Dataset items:

────

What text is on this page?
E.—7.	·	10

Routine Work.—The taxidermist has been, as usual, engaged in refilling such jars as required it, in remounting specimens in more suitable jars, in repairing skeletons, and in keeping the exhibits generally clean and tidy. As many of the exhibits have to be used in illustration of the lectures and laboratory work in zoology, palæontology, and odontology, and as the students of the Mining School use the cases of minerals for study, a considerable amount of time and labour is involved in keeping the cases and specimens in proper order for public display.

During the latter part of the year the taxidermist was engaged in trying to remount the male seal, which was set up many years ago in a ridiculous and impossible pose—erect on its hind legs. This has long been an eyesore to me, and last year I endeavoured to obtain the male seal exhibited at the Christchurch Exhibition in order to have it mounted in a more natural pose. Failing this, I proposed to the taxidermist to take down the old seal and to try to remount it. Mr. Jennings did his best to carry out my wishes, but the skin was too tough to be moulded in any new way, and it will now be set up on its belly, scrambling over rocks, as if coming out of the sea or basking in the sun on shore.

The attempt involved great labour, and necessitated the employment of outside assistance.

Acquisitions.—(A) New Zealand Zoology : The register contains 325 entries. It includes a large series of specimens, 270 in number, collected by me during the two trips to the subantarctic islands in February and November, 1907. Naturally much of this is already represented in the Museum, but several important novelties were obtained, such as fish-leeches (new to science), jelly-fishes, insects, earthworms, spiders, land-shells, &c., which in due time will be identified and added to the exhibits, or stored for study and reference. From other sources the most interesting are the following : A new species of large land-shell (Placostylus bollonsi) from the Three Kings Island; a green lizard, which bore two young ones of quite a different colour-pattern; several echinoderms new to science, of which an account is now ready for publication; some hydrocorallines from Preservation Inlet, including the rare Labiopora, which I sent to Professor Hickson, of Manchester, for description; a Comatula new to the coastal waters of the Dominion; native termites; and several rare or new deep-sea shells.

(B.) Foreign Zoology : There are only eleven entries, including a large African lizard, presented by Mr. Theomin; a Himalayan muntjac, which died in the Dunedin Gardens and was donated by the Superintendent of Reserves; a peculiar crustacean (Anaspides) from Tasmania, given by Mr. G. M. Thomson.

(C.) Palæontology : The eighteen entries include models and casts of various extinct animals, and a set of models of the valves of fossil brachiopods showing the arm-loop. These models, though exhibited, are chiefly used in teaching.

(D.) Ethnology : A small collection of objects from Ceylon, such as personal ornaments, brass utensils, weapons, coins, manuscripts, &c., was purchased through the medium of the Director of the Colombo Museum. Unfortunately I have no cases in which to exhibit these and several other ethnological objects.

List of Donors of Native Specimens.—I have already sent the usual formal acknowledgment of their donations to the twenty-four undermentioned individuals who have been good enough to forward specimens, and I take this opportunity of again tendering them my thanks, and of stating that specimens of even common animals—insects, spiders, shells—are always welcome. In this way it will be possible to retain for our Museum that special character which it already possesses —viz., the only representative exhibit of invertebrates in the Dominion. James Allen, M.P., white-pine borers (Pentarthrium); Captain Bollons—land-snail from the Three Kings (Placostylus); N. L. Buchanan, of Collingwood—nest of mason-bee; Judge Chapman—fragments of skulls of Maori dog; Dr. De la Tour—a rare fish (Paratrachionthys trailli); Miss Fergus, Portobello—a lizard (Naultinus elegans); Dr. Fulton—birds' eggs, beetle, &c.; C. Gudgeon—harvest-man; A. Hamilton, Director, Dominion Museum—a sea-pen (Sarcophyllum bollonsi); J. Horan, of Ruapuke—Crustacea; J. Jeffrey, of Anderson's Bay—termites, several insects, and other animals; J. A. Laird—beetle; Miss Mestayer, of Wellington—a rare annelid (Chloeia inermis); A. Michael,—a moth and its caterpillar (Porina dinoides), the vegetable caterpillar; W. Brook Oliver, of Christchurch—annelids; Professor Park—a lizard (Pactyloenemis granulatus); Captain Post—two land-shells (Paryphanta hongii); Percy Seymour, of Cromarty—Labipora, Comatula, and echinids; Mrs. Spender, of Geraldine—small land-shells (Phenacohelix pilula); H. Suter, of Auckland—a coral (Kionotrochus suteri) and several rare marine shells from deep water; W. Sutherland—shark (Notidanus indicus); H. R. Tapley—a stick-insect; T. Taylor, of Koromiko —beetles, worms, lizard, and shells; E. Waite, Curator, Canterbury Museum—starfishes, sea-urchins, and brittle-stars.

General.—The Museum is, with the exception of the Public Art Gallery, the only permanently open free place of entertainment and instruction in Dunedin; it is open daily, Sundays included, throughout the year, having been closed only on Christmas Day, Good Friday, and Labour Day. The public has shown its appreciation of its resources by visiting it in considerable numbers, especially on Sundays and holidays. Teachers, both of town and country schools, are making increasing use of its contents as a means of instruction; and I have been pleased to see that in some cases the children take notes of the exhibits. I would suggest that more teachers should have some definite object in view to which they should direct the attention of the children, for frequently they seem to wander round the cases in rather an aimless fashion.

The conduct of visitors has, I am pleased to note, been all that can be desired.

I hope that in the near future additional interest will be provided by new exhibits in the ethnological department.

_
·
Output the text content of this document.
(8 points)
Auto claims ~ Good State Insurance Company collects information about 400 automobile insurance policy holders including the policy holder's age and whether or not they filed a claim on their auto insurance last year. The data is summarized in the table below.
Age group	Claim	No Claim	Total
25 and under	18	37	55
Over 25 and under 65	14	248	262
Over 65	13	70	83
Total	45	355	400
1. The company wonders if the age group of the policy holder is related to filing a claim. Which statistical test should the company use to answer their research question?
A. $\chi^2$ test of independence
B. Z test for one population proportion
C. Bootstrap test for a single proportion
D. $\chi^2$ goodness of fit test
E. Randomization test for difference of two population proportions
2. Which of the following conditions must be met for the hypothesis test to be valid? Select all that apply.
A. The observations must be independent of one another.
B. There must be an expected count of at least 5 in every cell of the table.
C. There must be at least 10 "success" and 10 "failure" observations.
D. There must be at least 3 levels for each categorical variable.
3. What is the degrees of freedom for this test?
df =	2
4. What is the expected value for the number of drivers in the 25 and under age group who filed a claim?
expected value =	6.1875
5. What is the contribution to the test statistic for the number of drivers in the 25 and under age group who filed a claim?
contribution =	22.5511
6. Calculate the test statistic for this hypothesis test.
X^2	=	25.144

────

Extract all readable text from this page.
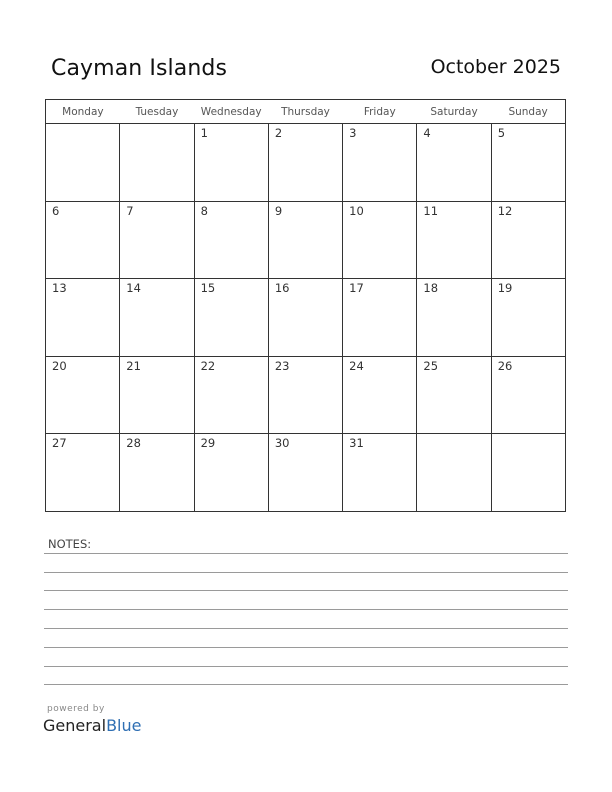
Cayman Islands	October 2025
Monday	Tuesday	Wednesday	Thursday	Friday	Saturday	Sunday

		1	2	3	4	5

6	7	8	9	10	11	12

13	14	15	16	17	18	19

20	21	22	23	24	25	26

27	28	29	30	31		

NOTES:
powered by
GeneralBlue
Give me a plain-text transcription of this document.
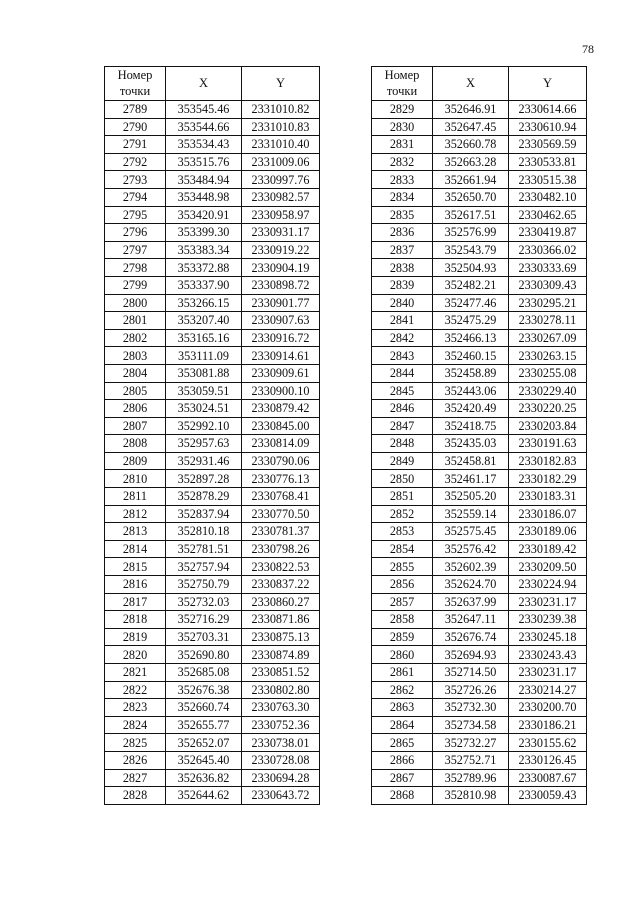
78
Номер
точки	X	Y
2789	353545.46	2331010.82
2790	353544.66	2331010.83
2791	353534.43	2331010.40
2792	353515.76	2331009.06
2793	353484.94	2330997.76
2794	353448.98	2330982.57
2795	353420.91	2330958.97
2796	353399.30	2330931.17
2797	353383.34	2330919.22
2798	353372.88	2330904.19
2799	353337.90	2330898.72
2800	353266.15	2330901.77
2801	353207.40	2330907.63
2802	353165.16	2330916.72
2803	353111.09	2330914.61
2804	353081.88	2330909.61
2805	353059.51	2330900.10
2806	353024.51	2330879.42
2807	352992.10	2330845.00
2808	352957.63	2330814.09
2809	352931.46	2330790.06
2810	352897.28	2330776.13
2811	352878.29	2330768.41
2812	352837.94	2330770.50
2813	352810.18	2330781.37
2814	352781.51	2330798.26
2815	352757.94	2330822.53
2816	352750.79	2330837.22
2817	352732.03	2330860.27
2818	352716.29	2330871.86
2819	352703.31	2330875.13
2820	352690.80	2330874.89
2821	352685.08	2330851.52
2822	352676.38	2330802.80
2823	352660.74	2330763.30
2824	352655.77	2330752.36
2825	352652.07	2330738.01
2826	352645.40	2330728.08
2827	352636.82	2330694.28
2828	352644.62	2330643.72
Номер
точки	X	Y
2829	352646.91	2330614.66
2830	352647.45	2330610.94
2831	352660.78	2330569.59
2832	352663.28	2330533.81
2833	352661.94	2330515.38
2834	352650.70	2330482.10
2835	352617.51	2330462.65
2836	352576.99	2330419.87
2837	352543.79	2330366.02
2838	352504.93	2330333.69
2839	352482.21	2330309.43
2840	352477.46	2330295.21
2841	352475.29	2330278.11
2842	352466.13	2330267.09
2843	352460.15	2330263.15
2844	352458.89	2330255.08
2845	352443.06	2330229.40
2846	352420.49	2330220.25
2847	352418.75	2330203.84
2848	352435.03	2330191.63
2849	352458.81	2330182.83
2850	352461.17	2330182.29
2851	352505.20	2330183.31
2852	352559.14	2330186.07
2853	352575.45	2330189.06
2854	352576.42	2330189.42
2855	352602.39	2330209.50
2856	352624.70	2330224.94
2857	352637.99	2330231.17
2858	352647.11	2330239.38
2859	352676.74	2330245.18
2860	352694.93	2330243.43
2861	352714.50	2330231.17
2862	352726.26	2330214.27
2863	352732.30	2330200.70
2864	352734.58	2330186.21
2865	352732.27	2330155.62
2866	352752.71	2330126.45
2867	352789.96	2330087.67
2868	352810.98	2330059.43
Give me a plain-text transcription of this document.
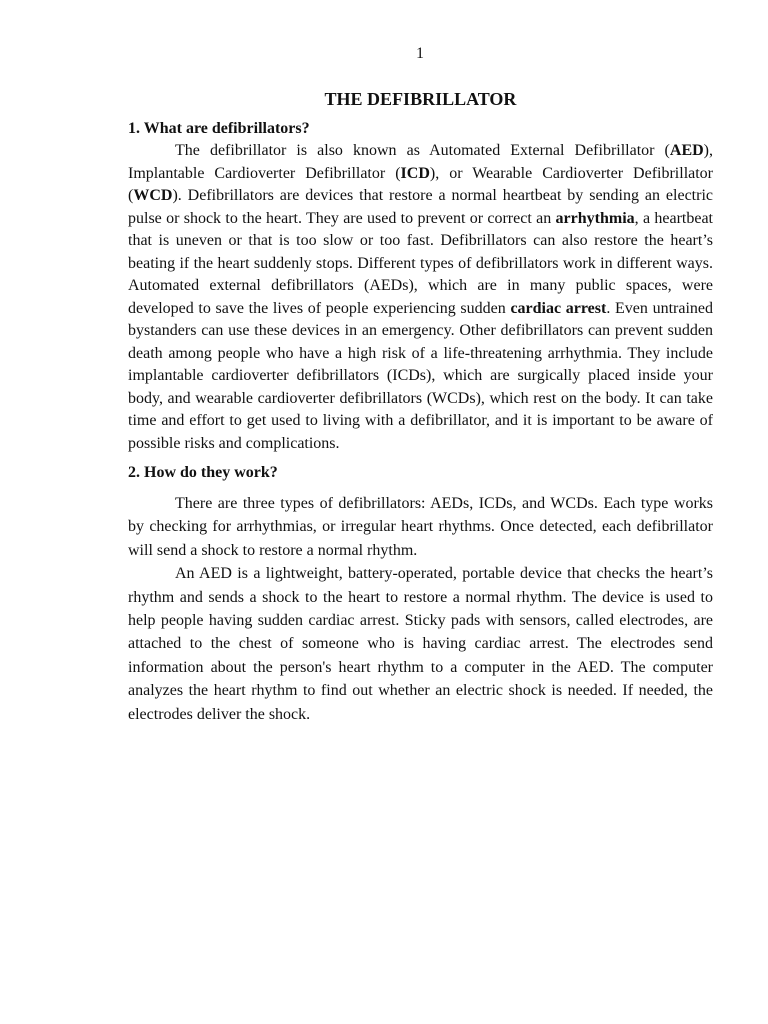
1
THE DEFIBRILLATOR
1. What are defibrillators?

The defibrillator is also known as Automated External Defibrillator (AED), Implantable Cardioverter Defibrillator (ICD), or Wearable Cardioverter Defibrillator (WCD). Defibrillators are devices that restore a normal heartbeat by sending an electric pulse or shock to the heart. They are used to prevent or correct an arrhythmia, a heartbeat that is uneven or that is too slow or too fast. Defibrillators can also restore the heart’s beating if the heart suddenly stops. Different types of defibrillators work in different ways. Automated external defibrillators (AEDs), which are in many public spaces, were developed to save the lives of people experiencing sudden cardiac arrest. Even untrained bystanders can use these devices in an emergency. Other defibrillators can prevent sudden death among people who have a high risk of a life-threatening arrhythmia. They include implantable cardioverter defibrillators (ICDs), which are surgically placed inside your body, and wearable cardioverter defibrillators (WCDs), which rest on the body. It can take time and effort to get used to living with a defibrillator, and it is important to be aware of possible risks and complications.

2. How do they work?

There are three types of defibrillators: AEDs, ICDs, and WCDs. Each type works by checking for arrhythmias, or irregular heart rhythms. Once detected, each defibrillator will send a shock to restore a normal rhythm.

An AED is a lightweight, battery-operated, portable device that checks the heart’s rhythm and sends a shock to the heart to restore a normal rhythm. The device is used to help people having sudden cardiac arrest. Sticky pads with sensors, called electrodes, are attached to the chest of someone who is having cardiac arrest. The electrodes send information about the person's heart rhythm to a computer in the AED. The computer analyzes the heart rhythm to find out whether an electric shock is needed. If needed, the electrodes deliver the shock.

────

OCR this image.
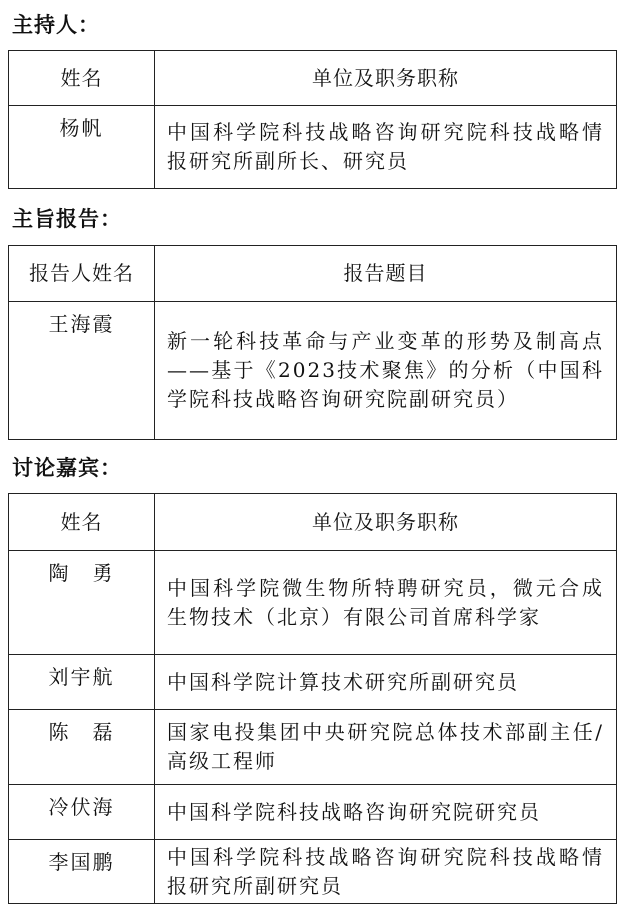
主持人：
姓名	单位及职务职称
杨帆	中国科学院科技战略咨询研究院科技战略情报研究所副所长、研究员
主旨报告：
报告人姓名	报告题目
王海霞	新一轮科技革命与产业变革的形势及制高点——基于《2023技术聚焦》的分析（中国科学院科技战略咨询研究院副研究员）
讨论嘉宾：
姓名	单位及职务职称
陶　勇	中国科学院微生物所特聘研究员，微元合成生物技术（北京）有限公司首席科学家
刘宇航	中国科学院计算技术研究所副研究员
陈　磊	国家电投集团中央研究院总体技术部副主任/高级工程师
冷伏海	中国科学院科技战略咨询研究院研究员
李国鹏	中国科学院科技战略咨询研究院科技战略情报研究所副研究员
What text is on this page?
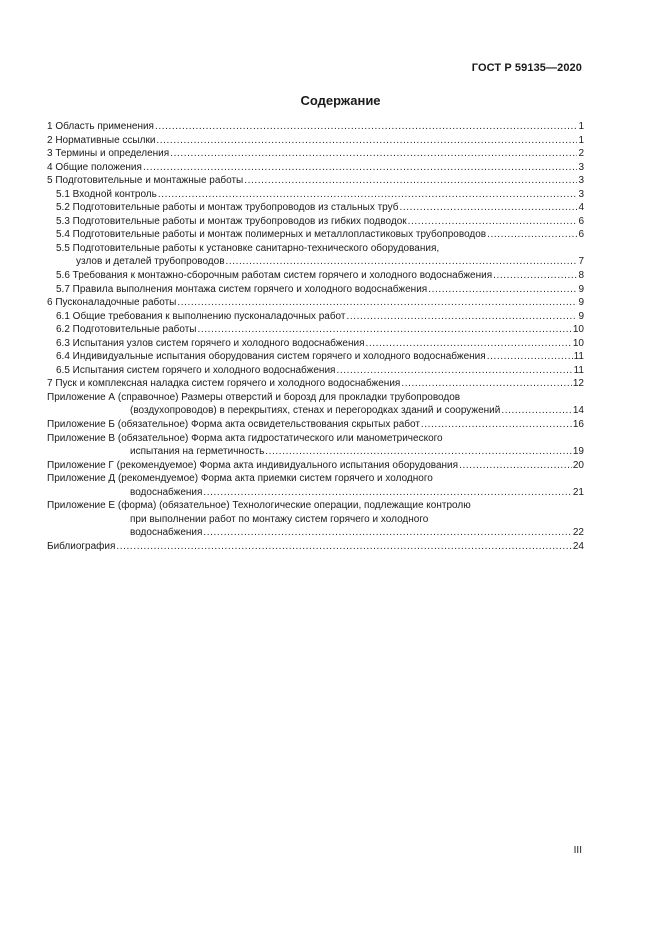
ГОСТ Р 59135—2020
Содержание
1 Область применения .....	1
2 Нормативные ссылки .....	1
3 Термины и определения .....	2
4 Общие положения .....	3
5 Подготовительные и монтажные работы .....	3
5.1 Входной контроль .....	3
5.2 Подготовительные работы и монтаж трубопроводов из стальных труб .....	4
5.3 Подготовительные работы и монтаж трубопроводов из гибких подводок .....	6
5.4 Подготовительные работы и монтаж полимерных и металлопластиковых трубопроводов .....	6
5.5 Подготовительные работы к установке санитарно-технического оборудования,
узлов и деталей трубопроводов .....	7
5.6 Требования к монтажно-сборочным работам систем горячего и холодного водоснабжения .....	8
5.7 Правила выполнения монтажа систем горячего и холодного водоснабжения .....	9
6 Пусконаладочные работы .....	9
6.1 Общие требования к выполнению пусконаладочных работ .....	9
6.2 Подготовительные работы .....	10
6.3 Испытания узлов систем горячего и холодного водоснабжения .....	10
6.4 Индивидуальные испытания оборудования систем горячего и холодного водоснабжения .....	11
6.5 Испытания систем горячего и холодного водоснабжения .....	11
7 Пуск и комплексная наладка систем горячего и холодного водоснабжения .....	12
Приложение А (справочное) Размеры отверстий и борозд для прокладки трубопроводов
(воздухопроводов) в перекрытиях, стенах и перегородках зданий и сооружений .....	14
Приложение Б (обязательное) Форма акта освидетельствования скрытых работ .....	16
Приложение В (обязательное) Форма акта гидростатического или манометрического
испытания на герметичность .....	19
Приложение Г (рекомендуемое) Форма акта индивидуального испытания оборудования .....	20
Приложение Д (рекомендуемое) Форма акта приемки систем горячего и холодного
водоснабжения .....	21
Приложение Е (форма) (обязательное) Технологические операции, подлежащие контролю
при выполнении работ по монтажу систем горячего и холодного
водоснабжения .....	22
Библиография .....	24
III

────

What to do:
From the material above, gather all lines that include the string "hypothesis" and copy them.

Result for this task:
2. Which of the following conditions must be met for the hypothesis test to be valid? Select all that apply.
6. Calculate the test statistic for this hypothesis test.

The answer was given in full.